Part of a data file
□ □ □ □
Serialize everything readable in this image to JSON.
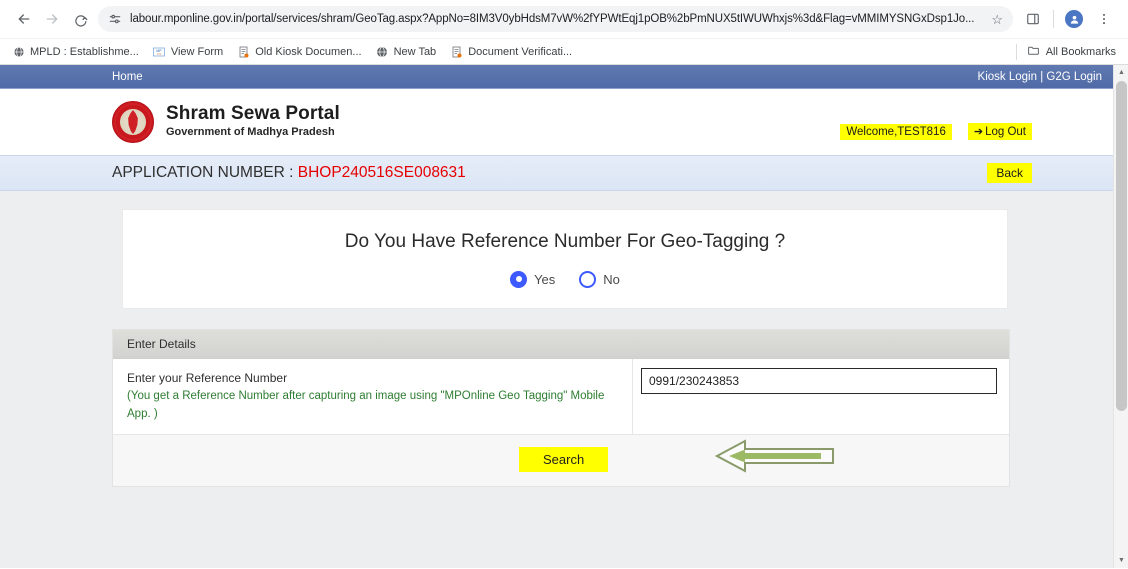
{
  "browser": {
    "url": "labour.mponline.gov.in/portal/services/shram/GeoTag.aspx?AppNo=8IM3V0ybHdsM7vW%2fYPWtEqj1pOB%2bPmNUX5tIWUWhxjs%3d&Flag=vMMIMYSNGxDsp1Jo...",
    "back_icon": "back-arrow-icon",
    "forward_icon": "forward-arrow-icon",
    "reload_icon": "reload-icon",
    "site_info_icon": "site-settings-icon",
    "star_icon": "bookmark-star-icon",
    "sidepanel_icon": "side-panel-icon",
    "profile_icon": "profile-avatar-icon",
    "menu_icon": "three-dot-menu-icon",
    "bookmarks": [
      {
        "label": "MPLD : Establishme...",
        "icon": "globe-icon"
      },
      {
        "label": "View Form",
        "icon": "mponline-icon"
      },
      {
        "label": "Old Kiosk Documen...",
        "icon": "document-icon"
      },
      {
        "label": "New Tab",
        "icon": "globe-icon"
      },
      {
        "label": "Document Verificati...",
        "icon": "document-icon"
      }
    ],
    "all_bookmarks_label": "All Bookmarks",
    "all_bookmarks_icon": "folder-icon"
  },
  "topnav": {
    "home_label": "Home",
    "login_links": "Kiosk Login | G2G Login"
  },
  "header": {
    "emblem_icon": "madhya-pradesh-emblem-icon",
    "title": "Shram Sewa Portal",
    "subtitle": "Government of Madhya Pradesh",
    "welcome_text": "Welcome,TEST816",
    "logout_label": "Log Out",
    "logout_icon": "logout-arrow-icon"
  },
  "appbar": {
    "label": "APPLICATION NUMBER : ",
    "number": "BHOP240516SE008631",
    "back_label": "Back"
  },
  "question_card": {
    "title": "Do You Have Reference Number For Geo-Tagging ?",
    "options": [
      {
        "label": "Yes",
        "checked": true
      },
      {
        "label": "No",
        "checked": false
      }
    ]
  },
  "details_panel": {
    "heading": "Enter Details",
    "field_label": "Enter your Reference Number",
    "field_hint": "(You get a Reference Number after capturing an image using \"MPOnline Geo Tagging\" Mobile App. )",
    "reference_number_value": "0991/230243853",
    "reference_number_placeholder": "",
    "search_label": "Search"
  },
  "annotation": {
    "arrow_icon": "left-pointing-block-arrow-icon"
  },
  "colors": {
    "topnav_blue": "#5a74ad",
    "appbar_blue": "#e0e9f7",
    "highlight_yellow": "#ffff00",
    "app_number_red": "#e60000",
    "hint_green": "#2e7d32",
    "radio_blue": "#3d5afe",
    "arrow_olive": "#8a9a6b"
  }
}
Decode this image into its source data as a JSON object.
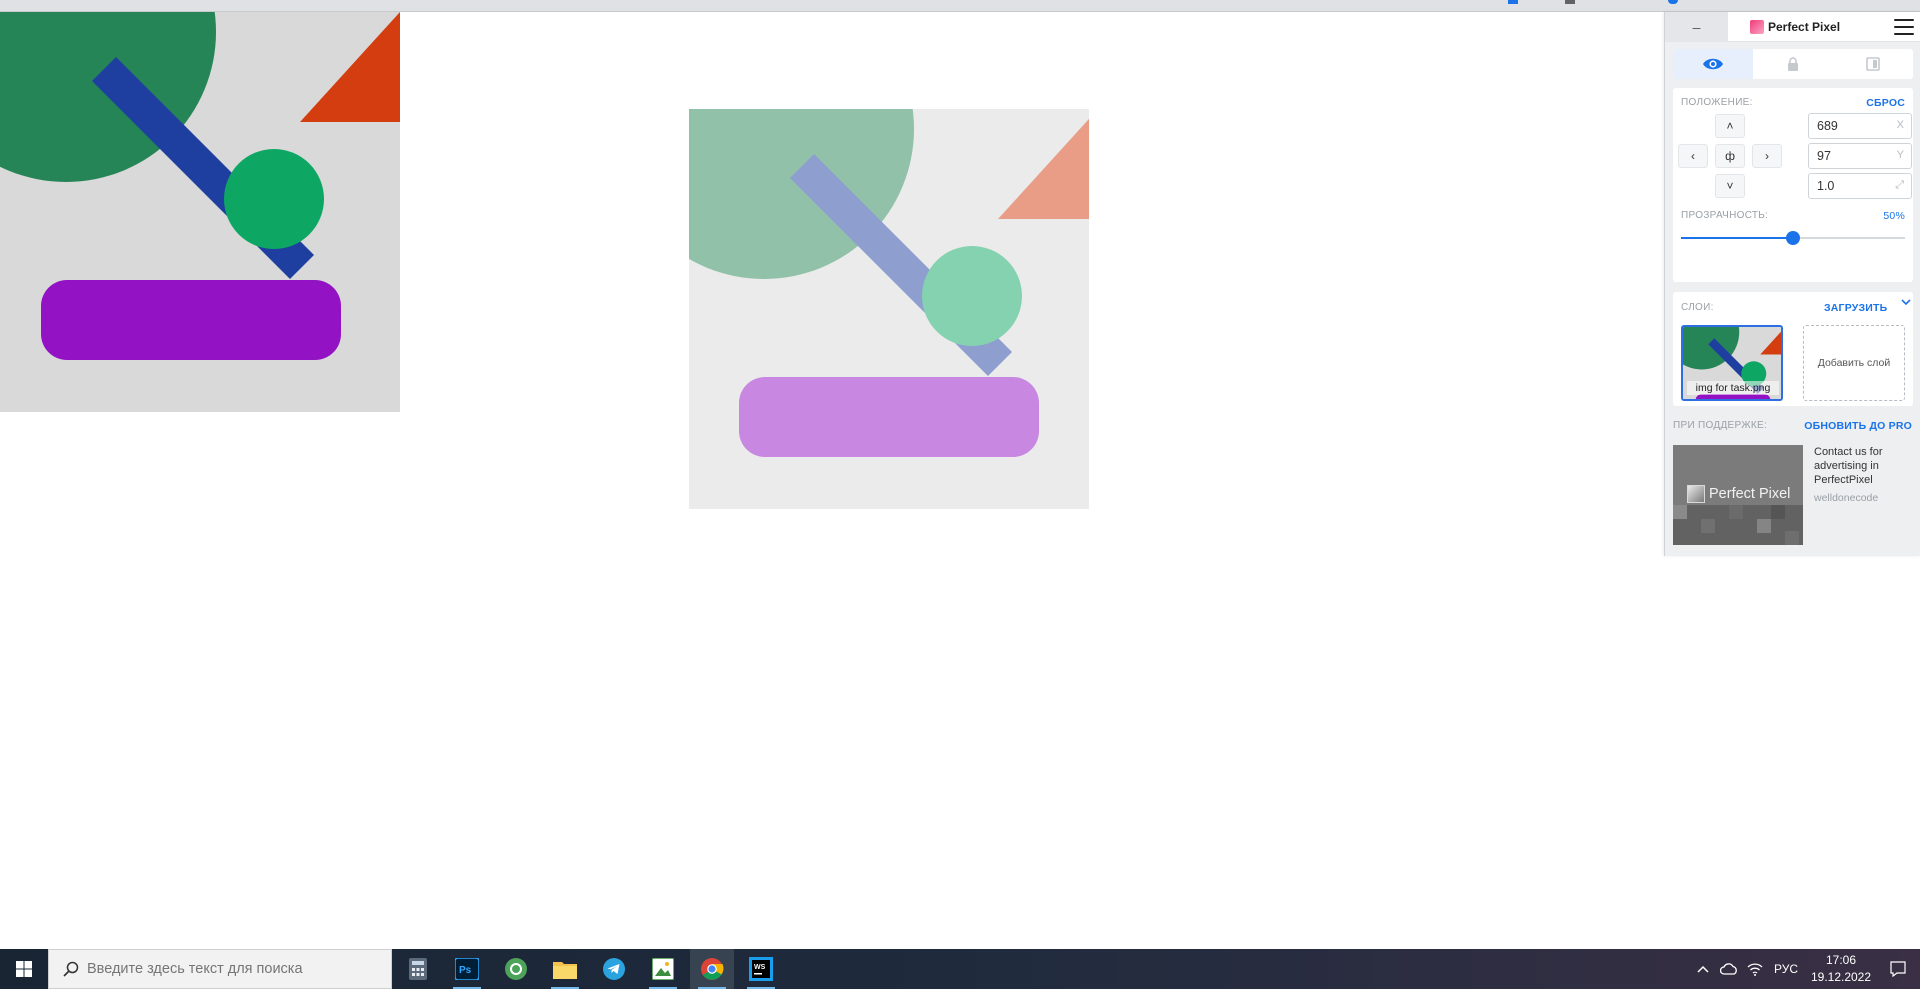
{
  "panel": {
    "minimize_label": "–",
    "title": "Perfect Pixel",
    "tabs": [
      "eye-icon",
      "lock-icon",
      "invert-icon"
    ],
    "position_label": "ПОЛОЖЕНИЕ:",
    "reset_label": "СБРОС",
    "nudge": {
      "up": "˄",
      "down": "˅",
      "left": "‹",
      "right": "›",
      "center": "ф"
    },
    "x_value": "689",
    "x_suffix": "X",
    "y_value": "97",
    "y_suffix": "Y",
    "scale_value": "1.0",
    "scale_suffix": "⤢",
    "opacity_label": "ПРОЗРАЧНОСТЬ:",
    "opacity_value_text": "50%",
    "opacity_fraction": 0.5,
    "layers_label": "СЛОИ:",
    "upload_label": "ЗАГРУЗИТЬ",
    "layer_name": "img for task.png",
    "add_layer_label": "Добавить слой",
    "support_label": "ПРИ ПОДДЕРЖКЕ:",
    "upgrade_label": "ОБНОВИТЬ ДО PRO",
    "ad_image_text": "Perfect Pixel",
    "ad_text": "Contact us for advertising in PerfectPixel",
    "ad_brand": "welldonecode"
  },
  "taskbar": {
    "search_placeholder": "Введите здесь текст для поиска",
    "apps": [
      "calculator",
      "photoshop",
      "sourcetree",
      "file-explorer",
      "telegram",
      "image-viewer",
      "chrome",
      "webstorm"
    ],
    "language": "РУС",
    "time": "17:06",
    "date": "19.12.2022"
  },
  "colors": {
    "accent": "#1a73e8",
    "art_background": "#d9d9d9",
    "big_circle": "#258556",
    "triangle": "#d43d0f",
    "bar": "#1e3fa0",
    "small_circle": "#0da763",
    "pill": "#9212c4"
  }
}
□ □ □ □
■ Aim of the task:
Quote the data above in full and without alteration; skip the pictures.

■ Finished task:
Serialize everything readable in this image to JSON.
{
  "browser": {
    "url": "labour.mponline.gov.in/portal/services/shram/GeoTag.aspx?AppNo=8IM3V0ybHdsM7vW%2fYPWtEqj1pOB%2bPmNUX5tIWUWhxjs%3d&Flag=vMMIMYSNGxDsp1Jo...",
    "back_icon": "back-arrow-icon",
    "forward_icon": "forward-arrow-icon",
    "reload_icon": "reload-icon",
    "site_info_icon": "site-settings-icon",
    "star_icon": "bookmark-star-icon",
    "sidepanel_icon": "side-panel-icon",
    "profile_icon": "profile-avatar-icon",
    "menu_icon": "three-dot-menu-icon",
    "bookmarks": [
      {
        "label": "MPLD : Establishme...",
        "icon": "globe-icon"
      },
      {
        "label": "View Form",
        "icon": "mponline-icon"
      },
      {
        "label": "Old Kiosk Documen...",
        "icon": "document-icon"
      },
      {
        "label": "New Tab",
        "icon": "globe-icon"
      },
      {
        "label": "Document Verificati...",
        "icon": "document-icon"
      }
    ],
    "all_bookmarks_label": "All Bookmarks",
    "all_bookmarks_icon": "folder-icon"
  },
  "topnav": {
    "home_label": "Home",
    "login_links": "Kiosk Login | G2G Login"
  },
  "header": {
    "emblem_icon": "madhya-pradesh-emblem-icon",
    "title": "Shram Sewa Portal",
    "subtitle": "Government of Madhya Pradesh",
    "welcome_text": "Welcome,TEST816",
    "logout_label": "Log Out",
    "logout_icon": "logout-arrow-icon"
  },
  "appbar": {
    "label": "APPLICATION NUMBER : ",
    "number": "BHOP240516SE008631",
    "back_label": "Back"
  },
  "question_card": {
    "title": "Do You Have Reference Number For Geo-Tagging ?",
    "options": [
      {
        "label": "Yes",
        "checked": true
      },
      {
        "label": "No",
        "checked": false
      }
    ]
  },
  "details_panel": {
    "heading": "Enter Details",
    "field_label": "Enter your Reference Number",
    "field_hint": "(You get a Reference Number after capturing an image using \"MPOnline Geo Tagging\" Mobile App. )",
    "reference_number_value": "0991/230243853",
    "reference_number_placeholder": "",
    "search_label": "Search"
  },
  "annotation": {
    "arrow_icon": "left-pointing-block-arrow-icon"
  },
  "colors": {
    "topnav_blue": "#5a74ad",
    "appbar_blue": "#e0e9f7",
    "highlight_yellow": "#ffff00",
    "app_number_red": "#e60000",
    "hint_green": "#2e7d32",
    "radio_blue": "#3d5afe",
    "arrow_olive": "#8a9a6b"
  }
}
Decode this image into its source data as a JSON object.
{
  "panel": {
    "minimize_label": "–",
    "title": "Perfect Pixel",
    "tabs": [
      "eye-icon",
      "lock-icon",
      "invert-icon"
    ],
    "position_label": "ПОЛОЖЕНИЕ:",
    "reset_label": "СБРОС",
    "nudge": {
      "up": "˄",
      "down": "˅",
      "left": "‹",
      "right": "›",
      "center": "ф"
    },
    "x_value": "689",
    "x_suffix": "X",
    "y_value": "97",
    "y_suffix": "Y",
    "scale_value": "1.0",
    "scale_suffix": "⤢",
    "opacity_label": "ПРОЗРАЧНОСТЬ:",
    "opacity_value_text": "50%",
    "opacity_fraction": 0.5,
    "layers_label": "СЛОИ:",
    "upload_label": "ЗАГРУЗИТЬ",
    "layer_name": "img for task.png",
    "add_layer_label": "Добавить слой",
    "support_label": "ПРИ ПОДДЕРЖКЕ:",
    "upgrade_label": "ОБНОВИТЬ ДО PRO",
    "ad_image_text": "Perfect Pixel",
    "ad_text": "Contact us for advertising in PerfectPixel",
    "ad_brand": "welldonecode"
  },
  "taskbar": {
    "search_placeholder": "Введите здесь текст для поиска",
    "apps": [
      "calculator",
      "photoshop",
      "sourcetree",
      "file-explorer",
      "telegram",
      "image-viewer",
      "chrome",
      "webstorm"
    ],
    "language": "РУС",
    "time": "17:06",
    "date": "19.12.2022"
  },
  "colors": {
    "accent": "#1a73e8",
    "art_background": "#d9d9d9",
    "big_circle": "#258556",
    "triangle": "#d43d0f",
    "bar": "#1e3fa0",
    "small_circle": "#0da763",
    "pill": "#9212c4"
  }
}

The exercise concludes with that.